━━ Records to process ━━
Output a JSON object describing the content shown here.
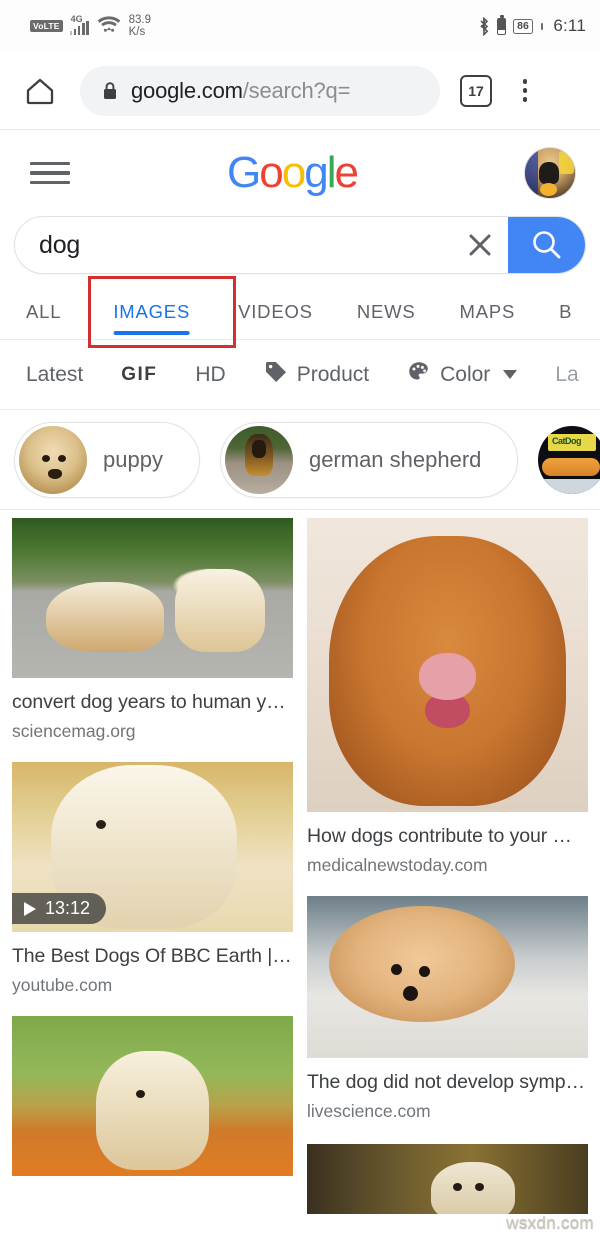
{
  "status_bar": {
    "volte_label": "VoLTE",
    "network_type": "4G",
    "net_speed_value": "83.9",
    "net_speed_unit": "K/s",
    "bluetooth_icon": "bluetooth-icon",
    "battery_percent": "86",
    "clock": "6:11"
  },
  "browser": {
    "home_icon": "home-icon",
    "lock_icon": "lock-icon",
    "url_domain": "google.com",
    "url_path": "/search?q=",
    "tab_count": "17",
    "menu_icon": "kebab-menu-icon"
  },
  "header": {
    "menu_icon": "hamburger-icon",
    "logo": {
      "l1": "G",
      "l2": "o",
      "l3": "o",
      "l4": "g",
      "l5": "l",
      "l6": "e",
      "colors": [
        "#4285F4",
        "#EA4335",
        "#FBBC05",
        "#4285F4",
        "#34A853",
        "#EA4335"
      ]
    },
    "avatar": "user-avatar"
  },
  "search": {
    "query": "dog",
    "placeholder": "Search",
    "clear_icon": "clear-x-icon",
    "search_icon": "search-icon",
    "search_button_color": "#4285F4"
  },
  "tabs": {
    "items": [
      {
        "label": "ALL",
        "active": false
      },
      {
        "label": "IMAGES",
        "active": true
      },
      {
        "label": "VIDEOS",
        "active": false
      },
      {
        "label": "NEWS",
        "active": false
      },
      {
        "label": "MAPS",
        "active": false
      },
      {
        "label": "B",
        "active": false
      }
    ],
    "active_color": "#1a73e8",
    "highlight_box_color": "#d32f2f"
  },
  "filters": {
    "items": [
      {
        "label": "Latest",
        "icon": "",
        "dropdown": false,
        "faded": false
      },
      {
        "label": "GIF",
        "icon": "",
        "dropdown": false,
        "faded": false
      },
      {
        "label": "HD",
        "icon": "",
        "dropdown": false,
        "faded": false
      },
      {
        "label": "Product",
        "icon": "tag-icon",
        "dropdown": false,
        "faded": false
      },
      {
        "label": "Color",
        "icon": "palette-icon",
        "dropdown": true,
        "faded": false
      },
      {
        "label": "La",
        "icon": "",
        "dropdown": false,
        "faded": true
      }
    ]
  },
  "related_chips": [
    {
      "label": "puppy",
      "image": "puppy-thumbnail"
    },
    {
      "label": "german shepherd",
      "image": "german-shepherd-thumbnail"
    },
    {
      "label": "",
      "image": "catdog-thumbnail"
    }
  ],
  "results": {
    "left_column": [
      {
        "title": "convert dog years to human y…",
        "source": "sciencemag.org",
        "image": "labrador-and-puppy-photo",
        "video": false
      },
      {
        "title": "The Best Dogs Of BBC Earth | …",
        "source": "youtube.com",
        "image": "yellow-lab-puppy-photo",
        "video": true,
        "duration": "13:12"
      },
      {
        "title": "",
        "source": "",
        "image": "golden-retriever-in-flowers-photo",
        "video": false
      }
    ],
    "right_column": [
      {
        "title": "How dogs contribute to your …",
        "source": "medicalnewstoday.com",
        "image": "toller-smiling-photo",
        "video": false
      },
      {
        "title": "The dog did not develop symp…",
        "source": "livescience.com",
        "image": "pomeranian-lying-down-photo",
        "video": false
      },
      {
        "title": "",
        "source": "",
        "image": "puppy-cropped-photo",
        "video": false
      }
    ]
  },
  "watermark": "wsxdn.com"
}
━━━
_To do:_ Gather up every line from the listing above in which the word "thumbnail" occurs.

_Result below:_
      "image": "puppy-thumbnail"
      "image": "german-shepherd-thumbnail"
      "image": "catdog-thumbnail"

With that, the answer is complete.